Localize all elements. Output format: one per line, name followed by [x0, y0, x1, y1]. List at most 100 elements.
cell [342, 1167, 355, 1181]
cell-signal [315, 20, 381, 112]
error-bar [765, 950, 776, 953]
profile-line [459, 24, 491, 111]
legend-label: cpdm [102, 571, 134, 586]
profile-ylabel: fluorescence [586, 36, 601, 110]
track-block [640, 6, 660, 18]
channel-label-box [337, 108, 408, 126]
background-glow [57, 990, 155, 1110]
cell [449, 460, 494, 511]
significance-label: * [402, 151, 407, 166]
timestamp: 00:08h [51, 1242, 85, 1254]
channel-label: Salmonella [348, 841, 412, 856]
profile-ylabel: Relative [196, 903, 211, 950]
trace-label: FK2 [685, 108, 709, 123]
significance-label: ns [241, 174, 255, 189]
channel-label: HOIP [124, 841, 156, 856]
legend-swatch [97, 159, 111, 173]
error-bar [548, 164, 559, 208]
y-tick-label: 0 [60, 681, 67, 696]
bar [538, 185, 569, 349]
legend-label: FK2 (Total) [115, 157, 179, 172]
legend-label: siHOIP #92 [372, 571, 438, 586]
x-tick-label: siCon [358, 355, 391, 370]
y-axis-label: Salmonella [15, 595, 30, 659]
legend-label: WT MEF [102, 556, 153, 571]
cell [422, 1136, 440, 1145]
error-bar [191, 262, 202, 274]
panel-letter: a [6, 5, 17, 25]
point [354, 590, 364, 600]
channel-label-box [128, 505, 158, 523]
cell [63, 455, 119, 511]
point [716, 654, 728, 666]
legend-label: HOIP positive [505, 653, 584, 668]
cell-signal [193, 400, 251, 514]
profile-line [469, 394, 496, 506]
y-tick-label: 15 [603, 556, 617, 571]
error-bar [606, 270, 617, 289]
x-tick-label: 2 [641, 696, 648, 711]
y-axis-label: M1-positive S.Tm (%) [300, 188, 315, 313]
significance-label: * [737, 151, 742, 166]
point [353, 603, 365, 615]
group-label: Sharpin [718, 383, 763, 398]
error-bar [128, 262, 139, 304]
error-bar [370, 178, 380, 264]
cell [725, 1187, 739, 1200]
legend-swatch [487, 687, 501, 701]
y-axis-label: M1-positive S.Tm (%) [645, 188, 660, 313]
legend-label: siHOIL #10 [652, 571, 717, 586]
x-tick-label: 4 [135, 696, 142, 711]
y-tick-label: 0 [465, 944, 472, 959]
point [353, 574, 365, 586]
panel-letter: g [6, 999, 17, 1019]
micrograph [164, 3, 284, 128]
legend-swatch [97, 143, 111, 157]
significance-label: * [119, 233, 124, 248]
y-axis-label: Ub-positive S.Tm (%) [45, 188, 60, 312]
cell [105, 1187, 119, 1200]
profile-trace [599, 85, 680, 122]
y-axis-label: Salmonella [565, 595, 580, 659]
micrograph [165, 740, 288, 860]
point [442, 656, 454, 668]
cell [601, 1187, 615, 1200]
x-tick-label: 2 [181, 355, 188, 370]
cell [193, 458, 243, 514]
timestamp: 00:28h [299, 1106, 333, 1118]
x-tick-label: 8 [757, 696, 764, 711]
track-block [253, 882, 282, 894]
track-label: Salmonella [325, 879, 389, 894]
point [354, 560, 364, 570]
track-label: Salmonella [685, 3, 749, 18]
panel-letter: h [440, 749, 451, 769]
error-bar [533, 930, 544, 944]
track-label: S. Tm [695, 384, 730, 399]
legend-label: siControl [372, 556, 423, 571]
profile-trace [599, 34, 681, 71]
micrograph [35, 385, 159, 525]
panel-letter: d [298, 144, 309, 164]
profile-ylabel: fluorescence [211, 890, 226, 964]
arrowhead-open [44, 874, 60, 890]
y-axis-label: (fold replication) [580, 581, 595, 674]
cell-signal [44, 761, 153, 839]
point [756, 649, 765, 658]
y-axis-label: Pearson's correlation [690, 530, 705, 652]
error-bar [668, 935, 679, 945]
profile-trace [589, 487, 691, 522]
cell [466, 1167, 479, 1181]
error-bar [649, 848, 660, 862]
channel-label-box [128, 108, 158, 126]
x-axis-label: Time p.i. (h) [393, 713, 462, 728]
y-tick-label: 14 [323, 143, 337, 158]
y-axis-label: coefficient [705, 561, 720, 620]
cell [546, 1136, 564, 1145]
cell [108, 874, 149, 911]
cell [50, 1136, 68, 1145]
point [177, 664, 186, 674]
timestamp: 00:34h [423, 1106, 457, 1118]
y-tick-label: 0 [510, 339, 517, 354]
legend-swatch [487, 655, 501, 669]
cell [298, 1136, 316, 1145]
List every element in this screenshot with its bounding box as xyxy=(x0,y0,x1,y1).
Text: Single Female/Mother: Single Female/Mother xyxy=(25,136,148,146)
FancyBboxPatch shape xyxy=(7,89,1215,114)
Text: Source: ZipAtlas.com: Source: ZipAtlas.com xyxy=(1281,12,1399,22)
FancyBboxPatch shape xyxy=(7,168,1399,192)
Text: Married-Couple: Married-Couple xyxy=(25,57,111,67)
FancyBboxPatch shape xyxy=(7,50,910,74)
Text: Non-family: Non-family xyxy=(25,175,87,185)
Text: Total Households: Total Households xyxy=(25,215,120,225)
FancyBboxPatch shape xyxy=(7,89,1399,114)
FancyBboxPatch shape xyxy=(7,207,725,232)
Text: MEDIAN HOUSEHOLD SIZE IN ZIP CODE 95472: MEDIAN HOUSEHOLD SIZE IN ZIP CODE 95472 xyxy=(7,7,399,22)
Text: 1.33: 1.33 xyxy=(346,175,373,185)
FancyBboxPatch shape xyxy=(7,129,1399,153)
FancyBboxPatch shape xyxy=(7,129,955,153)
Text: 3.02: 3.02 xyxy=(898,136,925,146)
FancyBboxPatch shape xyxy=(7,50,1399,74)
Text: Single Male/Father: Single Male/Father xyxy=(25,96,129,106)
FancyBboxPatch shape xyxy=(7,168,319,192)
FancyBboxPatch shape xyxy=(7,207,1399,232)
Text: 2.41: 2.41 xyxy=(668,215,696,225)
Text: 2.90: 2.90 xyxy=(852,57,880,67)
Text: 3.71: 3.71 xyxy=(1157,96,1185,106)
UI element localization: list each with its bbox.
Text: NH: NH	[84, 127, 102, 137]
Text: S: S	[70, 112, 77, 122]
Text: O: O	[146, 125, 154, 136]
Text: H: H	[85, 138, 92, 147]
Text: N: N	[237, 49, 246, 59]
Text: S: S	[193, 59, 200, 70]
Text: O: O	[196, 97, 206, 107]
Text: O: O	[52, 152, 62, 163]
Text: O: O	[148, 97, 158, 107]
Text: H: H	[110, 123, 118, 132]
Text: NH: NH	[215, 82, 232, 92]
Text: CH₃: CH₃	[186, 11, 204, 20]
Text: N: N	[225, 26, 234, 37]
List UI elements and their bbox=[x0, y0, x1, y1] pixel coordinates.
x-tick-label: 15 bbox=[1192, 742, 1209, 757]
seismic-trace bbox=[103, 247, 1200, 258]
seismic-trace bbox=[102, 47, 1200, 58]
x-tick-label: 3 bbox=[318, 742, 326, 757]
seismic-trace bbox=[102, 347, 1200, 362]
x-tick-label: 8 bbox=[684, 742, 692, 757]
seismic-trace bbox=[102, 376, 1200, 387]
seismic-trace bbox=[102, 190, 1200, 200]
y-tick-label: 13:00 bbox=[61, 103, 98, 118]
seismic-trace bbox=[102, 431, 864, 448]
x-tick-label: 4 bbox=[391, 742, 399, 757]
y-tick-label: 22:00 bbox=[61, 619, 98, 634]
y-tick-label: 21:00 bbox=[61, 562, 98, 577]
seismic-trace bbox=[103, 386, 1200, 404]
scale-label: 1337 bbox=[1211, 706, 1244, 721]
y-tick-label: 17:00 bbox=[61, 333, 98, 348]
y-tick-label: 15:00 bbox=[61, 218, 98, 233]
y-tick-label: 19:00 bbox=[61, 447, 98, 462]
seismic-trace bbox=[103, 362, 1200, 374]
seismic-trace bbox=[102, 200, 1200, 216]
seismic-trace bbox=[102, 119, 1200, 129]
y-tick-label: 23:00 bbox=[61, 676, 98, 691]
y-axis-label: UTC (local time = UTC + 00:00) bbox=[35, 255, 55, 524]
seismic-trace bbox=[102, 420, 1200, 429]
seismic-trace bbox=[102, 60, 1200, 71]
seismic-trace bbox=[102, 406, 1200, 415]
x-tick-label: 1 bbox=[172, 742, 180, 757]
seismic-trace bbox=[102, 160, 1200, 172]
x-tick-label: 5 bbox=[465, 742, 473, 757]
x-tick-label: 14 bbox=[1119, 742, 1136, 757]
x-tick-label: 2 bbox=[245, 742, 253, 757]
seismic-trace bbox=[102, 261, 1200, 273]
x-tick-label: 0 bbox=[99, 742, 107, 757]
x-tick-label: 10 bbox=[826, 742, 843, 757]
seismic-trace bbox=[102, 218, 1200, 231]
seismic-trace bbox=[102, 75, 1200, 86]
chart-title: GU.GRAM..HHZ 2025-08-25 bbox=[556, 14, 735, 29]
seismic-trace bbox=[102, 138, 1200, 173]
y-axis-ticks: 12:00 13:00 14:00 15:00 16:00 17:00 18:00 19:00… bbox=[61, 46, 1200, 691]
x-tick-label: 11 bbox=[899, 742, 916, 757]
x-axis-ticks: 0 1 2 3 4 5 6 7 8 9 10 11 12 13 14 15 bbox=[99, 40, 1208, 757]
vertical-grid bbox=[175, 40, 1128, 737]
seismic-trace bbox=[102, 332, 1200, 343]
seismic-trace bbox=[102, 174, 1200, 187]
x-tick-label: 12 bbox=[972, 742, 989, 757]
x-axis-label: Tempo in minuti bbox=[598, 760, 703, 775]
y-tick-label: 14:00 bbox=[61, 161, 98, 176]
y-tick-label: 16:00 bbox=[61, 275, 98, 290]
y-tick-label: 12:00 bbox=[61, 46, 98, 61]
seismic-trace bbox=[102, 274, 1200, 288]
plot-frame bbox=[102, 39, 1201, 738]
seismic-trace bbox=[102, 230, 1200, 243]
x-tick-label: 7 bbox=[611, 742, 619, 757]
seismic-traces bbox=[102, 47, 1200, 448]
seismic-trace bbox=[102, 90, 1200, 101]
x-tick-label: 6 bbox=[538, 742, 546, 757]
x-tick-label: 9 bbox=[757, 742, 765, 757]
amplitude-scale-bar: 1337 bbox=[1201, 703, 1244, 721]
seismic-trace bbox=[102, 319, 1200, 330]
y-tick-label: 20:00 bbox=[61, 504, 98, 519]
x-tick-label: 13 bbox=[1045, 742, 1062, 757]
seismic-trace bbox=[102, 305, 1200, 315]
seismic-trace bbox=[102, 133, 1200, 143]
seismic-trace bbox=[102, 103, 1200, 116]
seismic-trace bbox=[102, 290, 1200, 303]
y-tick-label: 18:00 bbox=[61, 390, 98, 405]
________________
▶ [THE PROBLEM]
Copy the listing above verbatim, starting at its first line and ending at the line containing "legend-label: cpdm [102, 571, 134, 586]", inclusive.

▶ [OUTPUT FOR THIS TASK]
Localize all elements. Output format: one per line, name followed by [x0, y0, x1, y1]. List at most 100 elements.
cell [342, 1167, 355, 1181]
cell-signal [315, 20, 381, 112]
error-bar [765, 950, 776, 953]
profile-line [459, 24, 491, 111]
legend-label: cpdm [102, 571, 134, 586]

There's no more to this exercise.